### GIVEN ENTRIES
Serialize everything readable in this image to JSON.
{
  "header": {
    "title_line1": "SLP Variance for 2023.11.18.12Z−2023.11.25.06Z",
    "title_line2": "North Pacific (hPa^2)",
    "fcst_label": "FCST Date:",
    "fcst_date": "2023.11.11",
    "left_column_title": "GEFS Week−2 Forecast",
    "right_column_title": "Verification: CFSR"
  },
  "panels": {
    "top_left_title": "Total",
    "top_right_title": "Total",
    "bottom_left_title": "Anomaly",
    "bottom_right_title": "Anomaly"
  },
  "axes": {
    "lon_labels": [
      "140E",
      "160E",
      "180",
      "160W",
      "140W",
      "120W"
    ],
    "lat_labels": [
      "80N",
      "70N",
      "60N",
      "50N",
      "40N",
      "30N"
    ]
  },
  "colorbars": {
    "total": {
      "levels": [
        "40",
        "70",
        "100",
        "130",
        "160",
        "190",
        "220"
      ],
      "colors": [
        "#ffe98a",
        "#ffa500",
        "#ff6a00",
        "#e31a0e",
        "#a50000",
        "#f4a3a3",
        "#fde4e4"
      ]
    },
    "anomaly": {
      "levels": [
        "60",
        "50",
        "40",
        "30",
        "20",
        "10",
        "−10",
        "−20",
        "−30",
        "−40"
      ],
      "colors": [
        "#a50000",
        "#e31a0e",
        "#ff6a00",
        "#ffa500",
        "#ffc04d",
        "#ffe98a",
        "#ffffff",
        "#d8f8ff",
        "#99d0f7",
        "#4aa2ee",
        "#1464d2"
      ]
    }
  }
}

### EXERCISE INSTRUCTIONS
Write the material out exactly, with nothing left out.

### WRITTEN RESPONSE
Serialize everything readable in this image to JSON.
{
  "header": {
    "title_line1": "SLP Variance for 2023.11.18.12Z−2023.11.25.06Z",
    "title_line2": "North Pacific (hPa^2)",
    "fcst_label": "FCST Date:",
    "fcst_date": "2023.11.11",
    "left_column_title": "GEFS Week−2 Forecast",
    "right_column_title": "Verification: CFSR"
  },
  "panels": {
    "top_left_title": "Total",
    "top_right_title": "Total",
    "bottom_left_title": "Anomaly",
    "bottom_right_title": "Anomaly"
  },
  "axes": {
    "lon_labels": [
      "140E",
      "160E",
      "180",
      "160W",
      "140W",
      "120W"
    ],
    "lat_labels": [
      "80N",
      "70N",
      "60N",
      "50N",
      "40N",
      "30N"
    ]
  },
  "colorbars": {
    "total": {
      "levels": [
        "40",
        "70",
        "100",
        "130",
        "160",
        "190",
        "220"
      ],
      "colors": [
        "#ffe98a",
        "#ffa500",
        "#ff6a00",
        "#e31a0e",
        "#a50000",
        "#f4a3a3",
        "#fde4e4"
      ]
    },
    "anomaly": {
      "levels": [
        "60",
        "50",
        "40",
        "30",
        "20",
        "10",
        "−10",
        "−20",
        "−30",
        "−40"
      ],
      "colors": [
        "#a50000",
        "#e31a0e",
        "#ff6a00",
        "#ffa500",
        "#ffc04d",
        "#ffe98a",
        "#ffffff",
        "#d8f8ff",
        "#99d0f7",
        "#4aa2ee",
        "#1464d2"
      ]
    }
  }
}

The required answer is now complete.